(Some records)
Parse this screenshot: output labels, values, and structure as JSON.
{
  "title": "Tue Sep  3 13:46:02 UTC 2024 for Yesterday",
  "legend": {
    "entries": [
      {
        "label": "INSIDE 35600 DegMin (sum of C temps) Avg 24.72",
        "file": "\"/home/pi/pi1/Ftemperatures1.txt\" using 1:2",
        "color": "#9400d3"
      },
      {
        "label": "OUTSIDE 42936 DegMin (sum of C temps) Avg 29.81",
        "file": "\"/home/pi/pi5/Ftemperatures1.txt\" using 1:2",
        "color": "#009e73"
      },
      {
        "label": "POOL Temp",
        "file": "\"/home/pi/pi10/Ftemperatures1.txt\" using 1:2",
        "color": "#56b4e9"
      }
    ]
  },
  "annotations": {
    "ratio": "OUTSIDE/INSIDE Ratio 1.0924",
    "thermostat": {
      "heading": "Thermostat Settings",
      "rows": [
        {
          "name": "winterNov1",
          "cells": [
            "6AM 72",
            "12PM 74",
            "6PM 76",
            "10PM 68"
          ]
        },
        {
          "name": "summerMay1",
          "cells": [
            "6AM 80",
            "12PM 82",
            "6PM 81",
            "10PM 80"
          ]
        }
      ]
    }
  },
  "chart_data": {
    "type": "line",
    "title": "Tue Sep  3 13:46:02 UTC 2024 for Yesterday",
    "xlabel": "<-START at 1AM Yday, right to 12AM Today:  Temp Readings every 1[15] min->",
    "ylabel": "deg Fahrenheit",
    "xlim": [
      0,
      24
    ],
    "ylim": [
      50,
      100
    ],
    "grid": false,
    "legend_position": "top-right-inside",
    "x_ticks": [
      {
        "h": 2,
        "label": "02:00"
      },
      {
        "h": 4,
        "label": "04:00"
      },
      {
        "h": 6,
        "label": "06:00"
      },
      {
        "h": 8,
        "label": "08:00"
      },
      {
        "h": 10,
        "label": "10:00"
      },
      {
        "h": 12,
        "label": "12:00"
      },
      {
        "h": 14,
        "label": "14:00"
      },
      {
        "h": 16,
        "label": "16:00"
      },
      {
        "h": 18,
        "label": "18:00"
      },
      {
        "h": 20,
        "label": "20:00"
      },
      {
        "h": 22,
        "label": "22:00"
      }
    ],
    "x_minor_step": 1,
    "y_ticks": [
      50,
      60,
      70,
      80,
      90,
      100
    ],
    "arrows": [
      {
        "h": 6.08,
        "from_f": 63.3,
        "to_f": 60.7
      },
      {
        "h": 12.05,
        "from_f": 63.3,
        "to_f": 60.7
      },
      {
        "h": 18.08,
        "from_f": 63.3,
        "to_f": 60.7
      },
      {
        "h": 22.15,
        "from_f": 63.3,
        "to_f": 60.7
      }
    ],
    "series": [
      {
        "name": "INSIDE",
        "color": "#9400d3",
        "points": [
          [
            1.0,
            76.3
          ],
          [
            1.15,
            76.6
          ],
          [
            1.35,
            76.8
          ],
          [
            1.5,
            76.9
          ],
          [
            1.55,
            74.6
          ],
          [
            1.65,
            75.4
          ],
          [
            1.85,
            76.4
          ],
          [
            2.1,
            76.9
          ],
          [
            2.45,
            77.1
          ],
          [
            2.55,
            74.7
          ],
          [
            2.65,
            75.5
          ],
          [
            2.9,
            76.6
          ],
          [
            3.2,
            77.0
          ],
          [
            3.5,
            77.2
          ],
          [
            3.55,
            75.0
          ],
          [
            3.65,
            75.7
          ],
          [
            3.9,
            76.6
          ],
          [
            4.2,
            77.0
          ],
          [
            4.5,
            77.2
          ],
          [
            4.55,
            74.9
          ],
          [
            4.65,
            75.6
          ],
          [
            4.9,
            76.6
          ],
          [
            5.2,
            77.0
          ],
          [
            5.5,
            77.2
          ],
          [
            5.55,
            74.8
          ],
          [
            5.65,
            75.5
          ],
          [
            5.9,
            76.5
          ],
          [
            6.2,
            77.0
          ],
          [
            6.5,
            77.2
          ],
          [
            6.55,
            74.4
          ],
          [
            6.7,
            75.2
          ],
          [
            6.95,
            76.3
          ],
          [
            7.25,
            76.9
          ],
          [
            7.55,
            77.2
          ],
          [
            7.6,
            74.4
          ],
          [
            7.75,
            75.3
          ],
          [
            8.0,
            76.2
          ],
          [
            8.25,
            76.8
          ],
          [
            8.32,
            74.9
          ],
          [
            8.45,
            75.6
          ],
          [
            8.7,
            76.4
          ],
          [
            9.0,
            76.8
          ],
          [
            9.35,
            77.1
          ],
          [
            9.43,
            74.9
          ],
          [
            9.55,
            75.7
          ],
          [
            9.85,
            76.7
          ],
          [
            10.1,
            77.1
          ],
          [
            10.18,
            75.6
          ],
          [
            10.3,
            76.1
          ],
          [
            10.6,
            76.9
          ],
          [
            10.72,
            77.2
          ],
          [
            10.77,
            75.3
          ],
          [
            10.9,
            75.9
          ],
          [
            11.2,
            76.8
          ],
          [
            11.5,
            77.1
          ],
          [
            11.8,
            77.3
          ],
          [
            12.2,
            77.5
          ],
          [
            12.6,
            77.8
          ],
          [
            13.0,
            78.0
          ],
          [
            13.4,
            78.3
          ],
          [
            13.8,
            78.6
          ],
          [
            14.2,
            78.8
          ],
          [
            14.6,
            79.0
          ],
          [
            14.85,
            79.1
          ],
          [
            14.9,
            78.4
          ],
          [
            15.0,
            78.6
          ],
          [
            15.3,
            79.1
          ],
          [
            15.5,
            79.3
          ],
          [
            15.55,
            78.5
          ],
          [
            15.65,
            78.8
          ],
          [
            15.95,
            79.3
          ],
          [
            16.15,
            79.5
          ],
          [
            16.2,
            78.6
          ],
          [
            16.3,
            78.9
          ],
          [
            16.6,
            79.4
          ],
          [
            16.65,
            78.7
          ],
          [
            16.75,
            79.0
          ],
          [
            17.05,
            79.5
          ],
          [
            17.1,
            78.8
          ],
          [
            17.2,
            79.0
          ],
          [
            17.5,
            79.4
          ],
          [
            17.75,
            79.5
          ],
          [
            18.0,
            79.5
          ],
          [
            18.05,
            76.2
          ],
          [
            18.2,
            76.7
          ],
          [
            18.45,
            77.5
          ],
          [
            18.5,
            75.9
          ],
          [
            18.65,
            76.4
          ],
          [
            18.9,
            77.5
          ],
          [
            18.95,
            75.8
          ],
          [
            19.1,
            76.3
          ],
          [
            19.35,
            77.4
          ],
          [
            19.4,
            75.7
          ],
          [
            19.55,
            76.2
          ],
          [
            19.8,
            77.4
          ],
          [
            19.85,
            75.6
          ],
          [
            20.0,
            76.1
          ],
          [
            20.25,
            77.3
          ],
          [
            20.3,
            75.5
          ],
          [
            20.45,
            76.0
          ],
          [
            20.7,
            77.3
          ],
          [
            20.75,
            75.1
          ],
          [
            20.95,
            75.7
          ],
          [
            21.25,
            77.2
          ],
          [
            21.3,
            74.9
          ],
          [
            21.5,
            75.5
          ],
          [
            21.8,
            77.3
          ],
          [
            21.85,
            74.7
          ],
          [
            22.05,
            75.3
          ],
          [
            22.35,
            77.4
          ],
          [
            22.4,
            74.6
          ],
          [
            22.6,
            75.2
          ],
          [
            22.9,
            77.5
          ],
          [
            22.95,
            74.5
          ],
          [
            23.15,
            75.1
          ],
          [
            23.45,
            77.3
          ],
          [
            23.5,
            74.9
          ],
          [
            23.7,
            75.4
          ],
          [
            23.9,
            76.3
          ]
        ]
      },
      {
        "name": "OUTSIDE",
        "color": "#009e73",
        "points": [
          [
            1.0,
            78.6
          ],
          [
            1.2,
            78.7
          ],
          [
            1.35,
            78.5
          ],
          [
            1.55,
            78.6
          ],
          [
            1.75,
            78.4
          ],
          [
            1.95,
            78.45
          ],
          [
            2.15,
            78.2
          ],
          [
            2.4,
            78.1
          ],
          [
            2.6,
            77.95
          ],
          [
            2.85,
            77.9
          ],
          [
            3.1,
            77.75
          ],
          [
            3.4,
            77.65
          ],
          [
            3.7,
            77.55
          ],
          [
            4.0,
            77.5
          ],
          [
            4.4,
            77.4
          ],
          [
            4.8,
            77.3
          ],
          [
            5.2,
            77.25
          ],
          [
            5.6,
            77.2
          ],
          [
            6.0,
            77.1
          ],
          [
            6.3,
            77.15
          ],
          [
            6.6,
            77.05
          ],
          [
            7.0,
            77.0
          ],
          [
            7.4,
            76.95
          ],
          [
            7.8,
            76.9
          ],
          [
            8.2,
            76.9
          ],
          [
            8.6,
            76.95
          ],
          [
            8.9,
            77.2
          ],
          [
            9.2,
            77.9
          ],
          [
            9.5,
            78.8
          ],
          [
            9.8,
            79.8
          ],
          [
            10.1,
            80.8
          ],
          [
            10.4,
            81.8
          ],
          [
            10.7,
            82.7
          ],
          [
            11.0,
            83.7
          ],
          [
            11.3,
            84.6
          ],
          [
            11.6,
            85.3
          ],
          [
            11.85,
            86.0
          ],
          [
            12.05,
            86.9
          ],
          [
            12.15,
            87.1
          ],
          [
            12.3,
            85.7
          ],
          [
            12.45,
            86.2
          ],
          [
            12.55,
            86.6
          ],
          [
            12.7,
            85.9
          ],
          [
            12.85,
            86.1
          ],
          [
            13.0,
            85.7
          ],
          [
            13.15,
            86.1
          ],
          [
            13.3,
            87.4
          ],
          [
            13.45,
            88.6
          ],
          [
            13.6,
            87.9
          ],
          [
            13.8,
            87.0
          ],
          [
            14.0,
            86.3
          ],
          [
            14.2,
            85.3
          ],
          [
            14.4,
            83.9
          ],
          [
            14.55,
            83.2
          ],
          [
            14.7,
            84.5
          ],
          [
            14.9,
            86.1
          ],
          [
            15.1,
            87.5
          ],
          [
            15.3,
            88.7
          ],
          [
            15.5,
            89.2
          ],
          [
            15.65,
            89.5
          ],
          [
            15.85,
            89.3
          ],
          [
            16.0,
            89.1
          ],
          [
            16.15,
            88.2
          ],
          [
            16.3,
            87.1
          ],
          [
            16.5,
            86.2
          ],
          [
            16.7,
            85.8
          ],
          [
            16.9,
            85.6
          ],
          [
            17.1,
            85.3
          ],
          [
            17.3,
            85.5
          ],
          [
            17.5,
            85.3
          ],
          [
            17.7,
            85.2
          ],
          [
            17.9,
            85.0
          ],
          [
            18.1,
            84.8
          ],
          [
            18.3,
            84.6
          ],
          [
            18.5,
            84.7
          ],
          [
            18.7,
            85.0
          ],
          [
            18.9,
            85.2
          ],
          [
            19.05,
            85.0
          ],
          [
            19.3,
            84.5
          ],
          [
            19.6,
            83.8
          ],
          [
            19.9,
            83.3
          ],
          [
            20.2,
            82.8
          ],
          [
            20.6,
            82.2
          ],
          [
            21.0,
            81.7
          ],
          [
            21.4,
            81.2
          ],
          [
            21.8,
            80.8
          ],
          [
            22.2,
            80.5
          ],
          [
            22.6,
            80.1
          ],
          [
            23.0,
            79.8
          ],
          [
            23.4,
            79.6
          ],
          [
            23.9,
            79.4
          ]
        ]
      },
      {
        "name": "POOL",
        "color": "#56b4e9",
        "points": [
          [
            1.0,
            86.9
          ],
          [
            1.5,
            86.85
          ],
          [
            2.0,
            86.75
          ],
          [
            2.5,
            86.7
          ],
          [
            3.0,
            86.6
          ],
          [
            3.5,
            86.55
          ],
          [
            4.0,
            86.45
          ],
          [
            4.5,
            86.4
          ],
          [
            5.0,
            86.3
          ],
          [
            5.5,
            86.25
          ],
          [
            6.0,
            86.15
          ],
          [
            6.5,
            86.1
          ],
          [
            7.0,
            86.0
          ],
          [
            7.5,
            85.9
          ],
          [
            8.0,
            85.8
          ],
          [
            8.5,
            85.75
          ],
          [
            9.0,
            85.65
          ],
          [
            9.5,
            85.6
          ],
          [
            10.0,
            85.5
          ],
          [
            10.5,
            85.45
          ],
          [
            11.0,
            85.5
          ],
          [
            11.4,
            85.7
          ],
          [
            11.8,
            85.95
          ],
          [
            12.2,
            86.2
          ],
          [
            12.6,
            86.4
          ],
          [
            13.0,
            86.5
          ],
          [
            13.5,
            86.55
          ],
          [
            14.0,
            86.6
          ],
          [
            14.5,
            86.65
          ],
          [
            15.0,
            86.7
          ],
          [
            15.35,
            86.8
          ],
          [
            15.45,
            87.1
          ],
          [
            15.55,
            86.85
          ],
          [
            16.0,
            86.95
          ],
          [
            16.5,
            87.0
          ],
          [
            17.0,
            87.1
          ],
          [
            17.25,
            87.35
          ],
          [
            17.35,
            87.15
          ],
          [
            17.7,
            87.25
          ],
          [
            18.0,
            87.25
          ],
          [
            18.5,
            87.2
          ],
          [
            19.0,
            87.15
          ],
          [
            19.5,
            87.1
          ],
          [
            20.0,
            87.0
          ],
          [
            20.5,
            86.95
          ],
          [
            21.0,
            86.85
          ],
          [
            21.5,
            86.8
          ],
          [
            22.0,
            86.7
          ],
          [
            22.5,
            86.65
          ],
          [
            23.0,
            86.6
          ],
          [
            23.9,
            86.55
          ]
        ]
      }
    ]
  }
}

- **Given task**: Set out every line from the material that contains the string "color".

- **Expected answer**:
        "color": "#9400d3"
        "color": "#009e73"
        "color": "#56b4e9"
        "color": "#9400d3",
        "color": "#009e73",
        "color": "#56b4e9",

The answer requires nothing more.